── Stored data ──
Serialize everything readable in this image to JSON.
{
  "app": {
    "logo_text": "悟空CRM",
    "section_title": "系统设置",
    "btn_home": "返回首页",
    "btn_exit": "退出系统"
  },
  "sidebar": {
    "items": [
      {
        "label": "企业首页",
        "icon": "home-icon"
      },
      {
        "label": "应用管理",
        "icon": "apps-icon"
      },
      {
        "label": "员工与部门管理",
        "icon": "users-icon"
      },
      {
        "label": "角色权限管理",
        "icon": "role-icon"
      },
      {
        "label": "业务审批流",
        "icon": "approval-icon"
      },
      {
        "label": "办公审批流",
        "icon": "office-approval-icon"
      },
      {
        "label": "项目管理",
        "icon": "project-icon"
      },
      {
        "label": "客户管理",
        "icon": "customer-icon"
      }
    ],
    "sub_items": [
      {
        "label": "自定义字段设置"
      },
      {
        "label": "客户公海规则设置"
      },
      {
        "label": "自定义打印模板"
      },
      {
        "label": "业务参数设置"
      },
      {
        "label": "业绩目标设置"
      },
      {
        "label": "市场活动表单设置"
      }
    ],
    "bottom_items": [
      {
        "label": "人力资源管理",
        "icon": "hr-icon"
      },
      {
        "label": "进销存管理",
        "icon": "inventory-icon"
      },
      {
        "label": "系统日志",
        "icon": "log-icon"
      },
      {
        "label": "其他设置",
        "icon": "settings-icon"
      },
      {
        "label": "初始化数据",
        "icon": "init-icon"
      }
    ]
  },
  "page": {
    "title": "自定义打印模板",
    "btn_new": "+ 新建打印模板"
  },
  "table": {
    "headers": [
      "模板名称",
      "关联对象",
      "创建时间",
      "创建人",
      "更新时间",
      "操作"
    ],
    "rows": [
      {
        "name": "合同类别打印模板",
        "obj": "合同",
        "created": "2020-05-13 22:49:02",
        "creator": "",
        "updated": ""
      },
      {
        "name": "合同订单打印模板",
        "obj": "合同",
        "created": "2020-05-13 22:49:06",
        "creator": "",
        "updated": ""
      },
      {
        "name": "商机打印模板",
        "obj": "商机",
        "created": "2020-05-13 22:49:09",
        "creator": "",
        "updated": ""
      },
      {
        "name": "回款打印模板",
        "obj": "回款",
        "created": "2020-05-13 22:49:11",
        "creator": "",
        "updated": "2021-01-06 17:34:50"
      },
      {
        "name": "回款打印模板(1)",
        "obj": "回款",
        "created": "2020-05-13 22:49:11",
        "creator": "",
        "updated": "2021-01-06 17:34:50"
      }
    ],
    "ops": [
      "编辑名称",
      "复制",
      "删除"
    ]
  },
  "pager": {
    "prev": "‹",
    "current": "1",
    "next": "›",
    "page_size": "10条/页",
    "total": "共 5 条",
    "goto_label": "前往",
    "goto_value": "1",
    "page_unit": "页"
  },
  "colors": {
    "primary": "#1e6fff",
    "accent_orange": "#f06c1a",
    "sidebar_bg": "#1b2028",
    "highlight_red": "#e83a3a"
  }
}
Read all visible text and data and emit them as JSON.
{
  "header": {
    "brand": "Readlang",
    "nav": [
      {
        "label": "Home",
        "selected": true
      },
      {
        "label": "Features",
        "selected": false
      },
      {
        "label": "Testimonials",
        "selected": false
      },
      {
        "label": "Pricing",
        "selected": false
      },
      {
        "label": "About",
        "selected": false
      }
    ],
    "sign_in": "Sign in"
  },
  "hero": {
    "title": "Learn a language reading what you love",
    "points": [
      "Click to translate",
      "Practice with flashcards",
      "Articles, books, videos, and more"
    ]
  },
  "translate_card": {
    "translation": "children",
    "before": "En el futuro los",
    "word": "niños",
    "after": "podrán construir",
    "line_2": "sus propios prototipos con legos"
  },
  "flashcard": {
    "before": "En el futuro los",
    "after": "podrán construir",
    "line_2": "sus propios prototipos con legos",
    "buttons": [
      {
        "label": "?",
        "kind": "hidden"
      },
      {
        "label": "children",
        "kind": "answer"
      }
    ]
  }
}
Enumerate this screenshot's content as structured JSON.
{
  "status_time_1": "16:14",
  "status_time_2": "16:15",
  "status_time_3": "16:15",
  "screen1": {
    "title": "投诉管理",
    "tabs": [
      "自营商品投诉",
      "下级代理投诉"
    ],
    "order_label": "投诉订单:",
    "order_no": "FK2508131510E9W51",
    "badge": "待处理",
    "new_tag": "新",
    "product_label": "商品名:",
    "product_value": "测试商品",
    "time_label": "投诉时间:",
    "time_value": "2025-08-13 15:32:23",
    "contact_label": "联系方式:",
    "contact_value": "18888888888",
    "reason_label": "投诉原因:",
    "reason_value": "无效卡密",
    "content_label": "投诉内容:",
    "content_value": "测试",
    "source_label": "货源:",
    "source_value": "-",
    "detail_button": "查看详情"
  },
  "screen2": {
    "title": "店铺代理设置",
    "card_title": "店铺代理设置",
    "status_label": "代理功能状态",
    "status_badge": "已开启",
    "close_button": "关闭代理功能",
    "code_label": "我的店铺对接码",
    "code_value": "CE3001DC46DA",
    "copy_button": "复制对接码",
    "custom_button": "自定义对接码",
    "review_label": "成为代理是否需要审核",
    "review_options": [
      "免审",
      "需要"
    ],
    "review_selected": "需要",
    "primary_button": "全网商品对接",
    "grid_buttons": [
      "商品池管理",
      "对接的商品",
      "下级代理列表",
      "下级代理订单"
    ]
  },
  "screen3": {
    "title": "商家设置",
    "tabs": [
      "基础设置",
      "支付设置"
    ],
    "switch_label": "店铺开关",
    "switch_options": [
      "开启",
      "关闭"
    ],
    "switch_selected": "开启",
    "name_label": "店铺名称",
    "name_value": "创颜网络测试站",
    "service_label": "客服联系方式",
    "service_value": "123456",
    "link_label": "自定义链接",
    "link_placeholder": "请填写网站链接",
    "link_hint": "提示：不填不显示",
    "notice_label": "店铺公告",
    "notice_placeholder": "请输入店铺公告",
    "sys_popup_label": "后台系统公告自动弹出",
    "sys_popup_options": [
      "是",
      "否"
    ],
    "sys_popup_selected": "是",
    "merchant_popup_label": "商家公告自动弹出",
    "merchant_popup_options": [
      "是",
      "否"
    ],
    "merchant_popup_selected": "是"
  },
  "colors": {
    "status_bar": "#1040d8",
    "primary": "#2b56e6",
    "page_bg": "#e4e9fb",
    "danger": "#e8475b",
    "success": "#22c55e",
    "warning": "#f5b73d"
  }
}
───
# [Request]
Nothing in the data may differ; print all of it exactly as written.

# [Task output]
Serialize everything readable in this image to JSON.
{
  "app": {
    "logo_text": "悟空CRM",
    "section_title": "系统设置",
    "btn_home": "返回首页",
    "btn_exit": "退出系统"
  },
  "sidebar": {
    "items": [
      {
        "label": "企业首页",
        "icon": "home-icon"
      },
      {
        "label": "应用管理",
        "icon": "apps-icon"
      },
      {
        "label": "员工与部门管理",
        "icon": "users-icon"
      },
      {
        "label": "角色权限管理",
        "icon": "role-icon"
      },
      {
        "label": "业务审批流",
        "icon": "approval-icon"
      },
      {
        "label": "办公审批流",
        "icon": "office-approval-icon"
      },
      {
        "label": "项目管理",
        "icon": "project-icon"
      },
      {
        "label": "客户管理",
        "icon": "customer-icon"
      }
    ],
    "sub_items": [
      {
        "label": "自定义字段设置"
      },
      {
        "label": "客户公海规则设置"
      },
      {
        "label": "自定义打印模板"
      },
      {
        "label": "业务参数设置"
      },
      {
        "label": "业绩目标设置"
      },
      {
        "label": "市场活动表单设置"
      }
    ],
    "bottom_items": [
      {
        "label": "人力资源管理",
        "icon": "hr-icon"
      },
      {
        "label": "进销存管理",
        "icon": "inventory-icon"
      },
      {
        "label": "系统日志",
        "icon": "log-icon"
      },
      {
        "label": "其他设置",
        "icon": "settings-icon"
      },
      {
        "label": "初始化数据",
        "icon": "init-icon"
      }
    ]
  },
  "page": {
    "title": "自定义打印模板",
    "btn_new": "+ 新建打印模板"
  },
  "table": {
    "headers": [
      "模板名称",
      "关联对象",
      "创建时间",
      "创建人",
      "更新时间",
      "操作"
    ],
    "rows": [
      {
        "name": "合同类别打印模板",
        "obj": "合同",
        "created": "2020-05-13 22:49:02",
        "creator": "",
        "updated": ""
      },
      {
        "name": "合同订单打印模板",
        "obj": "合同",
        "created": "2020-05-13 22:49:06",
        "creator": "",
        "updated": ""
      },
      {
        "name": "商机打印模板",
        "obj": "商机",
        "created": "2020-05-13 22:49:09",
        "creator": "",
        "updated": ""
      },
      {
        "name": "回款打印模板",
        "obj": "回款",
        "created": "2020-05-13 22:49:11",
        "creator": "",
        "updated": "2021-01-06 17:34:50"
      },
      {
        "name": "回款打印模板(1)",
        "obj": "回款",
        "created": "2020-05-13 22:49:11",
        "creator": "",
        "updated": "2021-01-06 17:34:50"
      }
    ],
    "ops": [
      "编辑名称",
      "复制",
      "删除"
    ]
  },
  "pager": {
    "prev": "‹",
    "current": "1",
    "next": "›",
    "page_size": "10条/页",
    "total": "共 5 条",
    "goto_label": "前往",
    "goto_value": "1",
    "page_unit": "页"
  },
  "colors": {
    "primary": "#1e6fff",
    "accent_orange": "#f06c1a",
    "sidebar_bg": "#1b2028",
    "highlight_red": "#e83a3a"
  }
}
Read all visible text and data and emit them as JSON.
{
  "header": {
    "brand": "Readlang",
    "nav": [
      {
        "label": "Home",
        "selected": true
      },
      {
        "label": "Features",
        "selected": false
      },
      {
        "label": "Testimonials",
        "selected": false
      },
      {
        "label": "Pricing",
        "selected": false
      },
      {
        "label": "About",
        "selected": false
      }
    ],
    "sign_in": "Sign in"
  },
  "hero": {
    "title": "Learn a language reading what you love",
    "points": [
      "Click to translate",
      "Practice with flashcards",
      "Articles, books, videos, and more"
    ]
  },
  "translate_card": {
    "translation": "children",
    "before": "En el futuro los",
    "word": "niños",
    "after": "podrán construir",
    "line_2": "sus propios prototipos con legos"
  },
  "flashcard": {
    "before": "En el futuro los",
    "after": "podrán construir",
    "line_2": "sus propios prototipos con legos",
    "buttons": [
      {
        "label": "?",
        "kind": "hidden"
      },
      {
        "label": "children",
        "kind": "answer"
      }
    ]
  }
}
Enumerate this screenshot's content as structured JSON.
{
  "status_time_1": "16:14",
  "status_time_2": "16:15",
  "status_time_3": "16:15",
  "screen1": {
    "title": "投诉管理",
    "tabs": [
      "自营商品投诉",
      "下级代理投诉"
    ],
    "order_label": "投诉订单:",
    "order_no": "FK2508131510E9W51",
    "badge": "待处理",
    "new_tag": "新",
    "product_label": "商品名:",
    "product_value": "测试商品",
    "time_label": "投诉时间:",
    "time_value": "2025-08-13 15:32:23",
    "contact_label": "联系方式:",
    "contact_value": "18888888888",
    "reason_label": "投诉原因:",
    "reason_value": "无效卡密",
    "content_label": "投诉内容:",
    "content_value": "测试",
    "source_label": "货源:",
    "source_value": "-",
    "detail_button": "查看详情"
  },
  "screen2": {
    "title": "店铺代理设置",
    "card_title": "店铺代理设置",
    "status_label": "代理功能状态",
    "status_badge": "已开启",
    "close_button": "关闭代理功能",
    "code_label": "我的店铺对接码",
    "code_value": "CE3001DC46DA",
    "copy_button": "复制对接码",
    "custom_button": "自定义对接码",
    "review_label": "成为代理是否需要审核",
    "review_options": [
      "免审",
      "需要"
    ],
    "review_selected": "需要",
    "primary_button": "全网商品对接",
    "grid_buttons": [
      "商品池管理",
      "对接的商品",
      "下级代理列表",
      "下级代理订单"
    ]
  },
  "screen3": {
    "title": "商家设置",
    "tabs": [
      "基础设置",
      "支付设置"
    ],
    "switch_label": "店铺开关",
    "switch_options": [
      "开启",
      "关闭"
    ],
    "switch_selected": "开启",
    "name_label": "店铺名称",
    "name_value": "创颜网络测试站",
    "service_label": "客服联系方式",
    "service_value": "123456",
    "link_label": "自定义链接",
    "link_placeholder": "请填写网站链接",
    "link_hint": "提示：不填不显示",
    "notice_label": "店铺公告",
    "notice_placeholder": "请输入店铺公告",
    "sys_popup_label": "后台系统公告自动弹出",
    "sys_popup_options": [
      "是",
      "否"
    ],
    "sys_popup_selected": "是",
    "merchant_popup_label": "商家公告自动弹出",
    "merchant_popup_options": [
      "是",
      "否"
    ],
    "merchant_popup_selected": "是"
  },
  "colors": {
    "status_bar": "#1040d8",
    "primary": "#2b56e6",
    "page_bg": "#e4e9fb",
    "danger": "#e8475b",
    "success": "#22c55e",
    "warning": "#f5b73d"
  }
}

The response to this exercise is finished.